• REQUEST: Reproduce the listing verbatim.

Stored data:
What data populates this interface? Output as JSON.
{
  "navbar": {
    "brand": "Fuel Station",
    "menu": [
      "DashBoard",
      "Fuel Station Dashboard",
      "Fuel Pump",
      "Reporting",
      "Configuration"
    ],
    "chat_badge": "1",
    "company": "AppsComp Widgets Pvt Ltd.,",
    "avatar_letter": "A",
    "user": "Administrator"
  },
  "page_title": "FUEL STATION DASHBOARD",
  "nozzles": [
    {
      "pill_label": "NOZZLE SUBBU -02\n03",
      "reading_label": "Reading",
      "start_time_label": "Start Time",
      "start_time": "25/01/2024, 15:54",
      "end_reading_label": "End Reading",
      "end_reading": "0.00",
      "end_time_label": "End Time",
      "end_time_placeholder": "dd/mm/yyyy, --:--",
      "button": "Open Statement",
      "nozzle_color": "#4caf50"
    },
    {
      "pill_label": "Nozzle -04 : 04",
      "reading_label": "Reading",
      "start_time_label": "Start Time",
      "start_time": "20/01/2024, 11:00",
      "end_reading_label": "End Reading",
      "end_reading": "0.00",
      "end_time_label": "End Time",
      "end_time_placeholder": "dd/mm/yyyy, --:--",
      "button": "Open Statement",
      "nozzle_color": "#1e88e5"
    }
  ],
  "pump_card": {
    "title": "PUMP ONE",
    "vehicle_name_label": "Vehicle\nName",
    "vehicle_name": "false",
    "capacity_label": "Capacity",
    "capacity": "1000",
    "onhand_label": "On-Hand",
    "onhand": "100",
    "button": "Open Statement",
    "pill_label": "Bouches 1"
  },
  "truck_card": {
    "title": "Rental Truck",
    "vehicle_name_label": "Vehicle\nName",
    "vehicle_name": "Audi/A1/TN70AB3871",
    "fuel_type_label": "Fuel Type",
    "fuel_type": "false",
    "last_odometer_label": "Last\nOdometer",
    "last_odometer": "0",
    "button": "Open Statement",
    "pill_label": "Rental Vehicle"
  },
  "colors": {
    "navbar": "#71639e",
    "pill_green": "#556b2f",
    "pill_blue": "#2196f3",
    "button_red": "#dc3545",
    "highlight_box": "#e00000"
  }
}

• ANSWER TO THE PROBLEM:
What data populates this interface? Output as JSON.
{
  "navbar": {
    "brand": "Fuel Station",
    "menu": [
      "DashBoard",
      "Fuel Station Dashboard",
      "Fuel Pump",
      "Reporting",
      "Configuration"
    ],
    "chat_badge": "1",
    "company": "AppsComp Widgets Pvt Ltd.,",
    "avatar_letter": "A",
    "user": "Administrator"
  },
  "page_title": "FUEL STATION DASHBOARD",
  "nozzles": [
    {
      "pill_label": "NOZZLE SUBBU -02\n03",
      "reading_label": "Reading",
      "start_time_label": "Start Time",
      "start_time": "25/01/2024, 15:54",
      "end_reading_label": "End Reading",
      "end_reading": "0.00",
      "end_time_label": "End Time",
      "end_time_placeholder": "dd/mm/yyyy, --:--",
      "button": "Open Statement",
      "nozzle_color": "#4caf50"
    },
    {
      "pill_label": "Nozzle -04 : 04",
      "reading_label": "Reading",
      "start_time_label": "Start Time",
      "start_time": "20/01/2024, 11:00",
      "end_reading_label": "End Reading",
      "end_reading": "0.00",
      "end_time_label": "End Time",
      "end_time_placeholder": "dd/mm/yyyy, --:--",
      "button": "Open Statement",
      "nozzle_color": "#1e88e5"
    }
  ],
  "pump_card": {
    "title": "PUMP ONE",
    "vehicle_name_label": "Vehicle\nName",
    "vehicle_name": "false",
    "capacity_label": "Capacity",
    "capacity": "1000",
    "onhand_label": "On-Hand",
    "onhand": "100",
    "button": "Open Statement",
    "pill_label": "Bouches 1"
  },
  "truck_card": {
    "title": "Rental Truck",
    "vehicle_name_label": "Vehicle\nName",
    "vehicle_name": "Audi/A1/TN70AB3871",
    "fuel_type_label": "Fuel Type",
    "fuel_type": "false",
    "last_odometer_label": "Last\nOdometer",
    "last_odometer": "0",
    "button": "Open Statement",
    "pill_label": "Rental Vehicle"
  },
  "colors": {
    "navbar": "#71639e",
    "pill_green": "#556b2f",
    "pill_blue": "#2196f3",
    "button_red": "#dc3545",
    "highlight_box": "#e00000"
  }
}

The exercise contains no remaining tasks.